#### [Set problem]
Work through the following lines and count those that hold the word "period". Reply with that number only.

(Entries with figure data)

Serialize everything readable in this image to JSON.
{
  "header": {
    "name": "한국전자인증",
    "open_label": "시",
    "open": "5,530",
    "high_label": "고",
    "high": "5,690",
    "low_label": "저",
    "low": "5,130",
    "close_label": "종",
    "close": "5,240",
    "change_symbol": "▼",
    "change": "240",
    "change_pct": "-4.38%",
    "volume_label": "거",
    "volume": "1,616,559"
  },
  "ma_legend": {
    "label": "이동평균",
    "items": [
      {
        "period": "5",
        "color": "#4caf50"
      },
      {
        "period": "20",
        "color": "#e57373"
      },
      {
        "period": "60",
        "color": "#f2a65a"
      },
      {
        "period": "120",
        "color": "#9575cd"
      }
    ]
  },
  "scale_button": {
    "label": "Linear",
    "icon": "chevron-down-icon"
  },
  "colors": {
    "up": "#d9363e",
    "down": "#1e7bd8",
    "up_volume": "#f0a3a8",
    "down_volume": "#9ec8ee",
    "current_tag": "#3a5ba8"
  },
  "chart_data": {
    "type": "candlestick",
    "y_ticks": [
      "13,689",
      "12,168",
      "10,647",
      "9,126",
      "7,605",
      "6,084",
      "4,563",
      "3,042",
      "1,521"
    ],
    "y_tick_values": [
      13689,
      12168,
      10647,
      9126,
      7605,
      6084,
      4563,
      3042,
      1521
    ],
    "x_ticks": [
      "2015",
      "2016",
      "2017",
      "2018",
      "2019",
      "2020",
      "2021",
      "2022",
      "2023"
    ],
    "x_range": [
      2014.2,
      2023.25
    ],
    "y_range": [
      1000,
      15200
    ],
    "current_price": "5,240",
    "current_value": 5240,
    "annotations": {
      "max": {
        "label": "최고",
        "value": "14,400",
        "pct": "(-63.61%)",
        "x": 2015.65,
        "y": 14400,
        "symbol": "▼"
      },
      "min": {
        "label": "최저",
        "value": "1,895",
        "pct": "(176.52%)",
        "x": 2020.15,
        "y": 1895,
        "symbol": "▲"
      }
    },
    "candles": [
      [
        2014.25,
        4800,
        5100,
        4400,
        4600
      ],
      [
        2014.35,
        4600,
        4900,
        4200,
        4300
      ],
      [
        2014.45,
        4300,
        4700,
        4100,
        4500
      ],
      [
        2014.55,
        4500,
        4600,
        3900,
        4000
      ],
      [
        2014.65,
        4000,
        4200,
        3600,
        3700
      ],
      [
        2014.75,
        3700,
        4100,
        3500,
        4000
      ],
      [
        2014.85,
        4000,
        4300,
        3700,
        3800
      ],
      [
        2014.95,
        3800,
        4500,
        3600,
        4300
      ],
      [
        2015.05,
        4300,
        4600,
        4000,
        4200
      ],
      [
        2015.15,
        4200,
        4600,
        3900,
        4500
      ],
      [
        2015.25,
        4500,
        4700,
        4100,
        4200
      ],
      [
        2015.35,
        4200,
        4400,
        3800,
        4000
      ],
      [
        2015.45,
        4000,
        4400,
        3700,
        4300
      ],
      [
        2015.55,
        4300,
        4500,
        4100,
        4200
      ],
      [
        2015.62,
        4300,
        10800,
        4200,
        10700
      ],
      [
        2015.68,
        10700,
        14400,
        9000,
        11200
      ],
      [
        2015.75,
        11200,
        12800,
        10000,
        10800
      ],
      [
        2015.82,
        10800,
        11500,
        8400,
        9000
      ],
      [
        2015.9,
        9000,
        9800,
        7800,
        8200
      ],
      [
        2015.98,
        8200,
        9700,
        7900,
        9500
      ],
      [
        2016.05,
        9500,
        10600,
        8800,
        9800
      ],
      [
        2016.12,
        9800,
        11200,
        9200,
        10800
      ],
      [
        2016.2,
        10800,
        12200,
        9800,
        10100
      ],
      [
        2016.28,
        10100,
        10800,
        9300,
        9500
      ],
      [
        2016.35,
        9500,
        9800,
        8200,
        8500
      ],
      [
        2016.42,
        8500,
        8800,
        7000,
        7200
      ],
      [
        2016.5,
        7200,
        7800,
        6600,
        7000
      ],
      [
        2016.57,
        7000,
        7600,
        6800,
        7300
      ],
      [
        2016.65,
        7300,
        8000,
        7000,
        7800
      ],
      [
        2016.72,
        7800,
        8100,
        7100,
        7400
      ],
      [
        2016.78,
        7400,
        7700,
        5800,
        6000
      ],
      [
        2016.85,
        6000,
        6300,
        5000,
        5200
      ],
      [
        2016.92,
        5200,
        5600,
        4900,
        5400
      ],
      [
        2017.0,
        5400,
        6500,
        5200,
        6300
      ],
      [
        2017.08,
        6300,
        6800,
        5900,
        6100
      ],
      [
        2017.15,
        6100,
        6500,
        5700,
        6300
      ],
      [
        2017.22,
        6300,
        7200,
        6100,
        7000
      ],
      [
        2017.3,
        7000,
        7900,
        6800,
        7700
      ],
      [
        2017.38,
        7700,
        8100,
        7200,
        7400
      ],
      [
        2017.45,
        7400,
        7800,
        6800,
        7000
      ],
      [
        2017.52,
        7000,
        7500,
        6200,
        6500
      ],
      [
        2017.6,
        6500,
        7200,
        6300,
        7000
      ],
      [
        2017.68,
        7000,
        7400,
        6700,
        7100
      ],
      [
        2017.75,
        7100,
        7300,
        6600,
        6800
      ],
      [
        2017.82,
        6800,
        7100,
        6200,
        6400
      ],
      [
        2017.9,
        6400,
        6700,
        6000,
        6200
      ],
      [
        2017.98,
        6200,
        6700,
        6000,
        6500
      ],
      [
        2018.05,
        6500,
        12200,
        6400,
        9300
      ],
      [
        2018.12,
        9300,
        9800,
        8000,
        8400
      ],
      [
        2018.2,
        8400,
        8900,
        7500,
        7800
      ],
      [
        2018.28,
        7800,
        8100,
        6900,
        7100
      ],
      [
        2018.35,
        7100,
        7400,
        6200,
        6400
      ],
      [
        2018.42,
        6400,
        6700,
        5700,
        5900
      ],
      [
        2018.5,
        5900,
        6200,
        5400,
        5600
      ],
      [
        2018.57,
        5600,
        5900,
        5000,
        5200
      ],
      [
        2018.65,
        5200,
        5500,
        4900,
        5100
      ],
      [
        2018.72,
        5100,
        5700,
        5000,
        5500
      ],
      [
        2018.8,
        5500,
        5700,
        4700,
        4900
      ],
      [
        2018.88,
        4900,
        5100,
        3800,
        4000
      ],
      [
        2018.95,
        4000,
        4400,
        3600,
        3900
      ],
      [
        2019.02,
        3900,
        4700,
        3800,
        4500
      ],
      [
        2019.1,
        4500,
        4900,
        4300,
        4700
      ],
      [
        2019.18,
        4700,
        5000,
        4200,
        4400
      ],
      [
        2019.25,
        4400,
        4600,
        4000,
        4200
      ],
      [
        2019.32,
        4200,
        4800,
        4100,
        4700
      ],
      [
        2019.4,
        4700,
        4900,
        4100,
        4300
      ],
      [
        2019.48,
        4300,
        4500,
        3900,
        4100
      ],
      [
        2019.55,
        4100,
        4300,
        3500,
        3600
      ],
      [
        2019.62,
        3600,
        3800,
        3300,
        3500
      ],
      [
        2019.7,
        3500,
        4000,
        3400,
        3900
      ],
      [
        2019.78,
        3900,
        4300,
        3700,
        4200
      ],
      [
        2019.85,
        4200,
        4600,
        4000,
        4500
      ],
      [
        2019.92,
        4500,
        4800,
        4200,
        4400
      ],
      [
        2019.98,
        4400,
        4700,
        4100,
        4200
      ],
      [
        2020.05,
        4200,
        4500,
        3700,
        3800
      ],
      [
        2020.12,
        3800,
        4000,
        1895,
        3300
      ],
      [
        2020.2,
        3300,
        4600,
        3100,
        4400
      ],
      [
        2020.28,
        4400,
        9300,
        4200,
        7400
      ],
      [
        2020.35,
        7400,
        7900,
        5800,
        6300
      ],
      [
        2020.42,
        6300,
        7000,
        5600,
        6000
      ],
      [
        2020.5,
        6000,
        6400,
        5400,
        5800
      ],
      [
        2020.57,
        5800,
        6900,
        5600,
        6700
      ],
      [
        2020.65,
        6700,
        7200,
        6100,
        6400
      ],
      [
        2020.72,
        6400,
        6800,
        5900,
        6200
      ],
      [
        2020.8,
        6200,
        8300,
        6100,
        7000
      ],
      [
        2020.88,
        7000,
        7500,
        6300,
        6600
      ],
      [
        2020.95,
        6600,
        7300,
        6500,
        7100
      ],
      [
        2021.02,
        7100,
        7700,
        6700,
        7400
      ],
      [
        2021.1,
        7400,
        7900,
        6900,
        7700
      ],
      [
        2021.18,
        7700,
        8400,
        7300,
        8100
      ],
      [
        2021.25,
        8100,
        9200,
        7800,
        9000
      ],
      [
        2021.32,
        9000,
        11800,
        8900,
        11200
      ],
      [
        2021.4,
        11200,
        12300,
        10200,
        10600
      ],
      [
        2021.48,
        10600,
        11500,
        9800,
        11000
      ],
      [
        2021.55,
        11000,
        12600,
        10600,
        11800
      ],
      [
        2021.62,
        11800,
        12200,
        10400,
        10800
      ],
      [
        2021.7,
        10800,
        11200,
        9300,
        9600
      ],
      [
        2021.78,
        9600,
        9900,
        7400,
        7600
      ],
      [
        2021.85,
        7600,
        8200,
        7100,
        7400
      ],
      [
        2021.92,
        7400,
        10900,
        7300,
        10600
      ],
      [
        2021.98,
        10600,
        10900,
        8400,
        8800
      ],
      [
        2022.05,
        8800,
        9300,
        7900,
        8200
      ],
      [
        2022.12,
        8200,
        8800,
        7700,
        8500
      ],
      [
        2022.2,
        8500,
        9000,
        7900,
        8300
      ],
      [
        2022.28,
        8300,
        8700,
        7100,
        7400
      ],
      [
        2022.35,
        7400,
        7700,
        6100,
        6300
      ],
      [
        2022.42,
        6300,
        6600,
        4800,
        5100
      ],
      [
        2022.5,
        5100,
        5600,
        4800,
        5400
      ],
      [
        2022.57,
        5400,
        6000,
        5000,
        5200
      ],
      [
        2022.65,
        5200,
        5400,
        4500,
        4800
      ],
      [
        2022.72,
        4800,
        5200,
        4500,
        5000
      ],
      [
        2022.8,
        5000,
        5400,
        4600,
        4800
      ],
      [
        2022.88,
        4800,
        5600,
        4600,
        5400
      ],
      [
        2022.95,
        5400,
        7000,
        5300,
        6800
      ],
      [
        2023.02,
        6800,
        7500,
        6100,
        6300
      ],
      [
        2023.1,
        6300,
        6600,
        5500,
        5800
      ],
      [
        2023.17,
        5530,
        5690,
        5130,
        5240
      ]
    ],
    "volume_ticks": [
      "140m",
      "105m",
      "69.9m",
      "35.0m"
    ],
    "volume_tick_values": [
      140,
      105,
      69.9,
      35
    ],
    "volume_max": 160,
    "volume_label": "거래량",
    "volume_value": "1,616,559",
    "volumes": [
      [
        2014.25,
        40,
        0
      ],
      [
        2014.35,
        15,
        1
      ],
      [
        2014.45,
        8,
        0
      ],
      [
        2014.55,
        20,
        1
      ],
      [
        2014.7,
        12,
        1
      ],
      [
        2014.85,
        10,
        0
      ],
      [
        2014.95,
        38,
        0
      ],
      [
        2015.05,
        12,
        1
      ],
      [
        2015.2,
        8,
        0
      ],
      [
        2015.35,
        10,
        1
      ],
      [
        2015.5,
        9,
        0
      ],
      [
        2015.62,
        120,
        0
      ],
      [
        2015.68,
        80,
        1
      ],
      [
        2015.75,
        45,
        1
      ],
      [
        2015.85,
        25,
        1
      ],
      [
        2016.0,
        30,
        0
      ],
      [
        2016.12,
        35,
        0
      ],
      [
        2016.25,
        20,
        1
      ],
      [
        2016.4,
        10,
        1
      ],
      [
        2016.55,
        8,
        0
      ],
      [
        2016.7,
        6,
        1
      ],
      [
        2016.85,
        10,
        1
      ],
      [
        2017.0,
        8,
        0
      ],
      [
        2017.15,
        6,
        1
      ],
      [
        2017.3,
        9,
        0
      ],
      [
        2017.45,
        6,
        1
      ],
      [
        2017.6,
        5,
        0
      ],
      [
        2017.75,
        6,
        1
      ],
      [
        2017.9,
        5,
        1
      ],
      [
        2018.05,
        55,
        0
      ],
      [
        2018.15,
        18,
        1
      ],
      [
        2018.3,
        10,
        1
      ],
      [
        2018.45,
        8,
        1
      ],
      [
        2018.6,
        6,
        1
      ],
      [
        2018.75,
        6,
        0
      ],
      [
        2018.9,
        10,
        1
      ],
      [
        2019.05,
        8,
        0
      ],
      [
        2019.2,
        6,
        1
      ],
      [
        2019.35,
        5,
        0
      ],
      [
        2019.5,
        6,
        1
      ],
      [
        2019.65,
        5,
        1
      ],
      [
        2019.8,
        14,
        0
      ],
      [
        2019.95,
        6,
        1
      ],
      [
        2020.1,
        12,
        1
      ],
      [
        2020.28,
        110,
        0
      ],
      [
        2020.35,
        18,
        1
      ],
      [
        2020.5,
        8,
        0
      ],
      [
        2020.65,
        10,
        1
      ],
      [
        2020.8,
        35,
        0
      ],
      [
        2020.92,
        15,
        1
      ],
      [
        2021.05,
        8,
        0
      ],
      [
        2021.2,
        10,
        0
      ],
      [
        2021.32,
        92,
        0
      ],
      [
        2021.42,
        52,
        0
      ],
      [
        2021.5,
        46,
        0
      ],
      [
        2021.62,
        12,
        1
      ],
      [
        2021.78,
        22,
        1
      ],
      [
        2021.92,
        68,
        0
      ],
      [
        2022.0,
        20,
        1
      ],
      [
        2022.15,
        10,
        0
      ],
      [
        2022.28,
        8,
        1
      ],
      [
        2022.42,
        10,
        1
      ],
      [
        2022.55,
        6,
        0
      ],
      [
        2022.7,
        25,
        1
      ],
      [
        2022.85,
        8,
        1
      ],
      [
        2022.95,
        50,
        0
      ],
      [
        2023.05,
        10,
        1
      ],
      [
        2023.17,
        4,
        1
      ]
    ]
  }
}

#### [Result]
4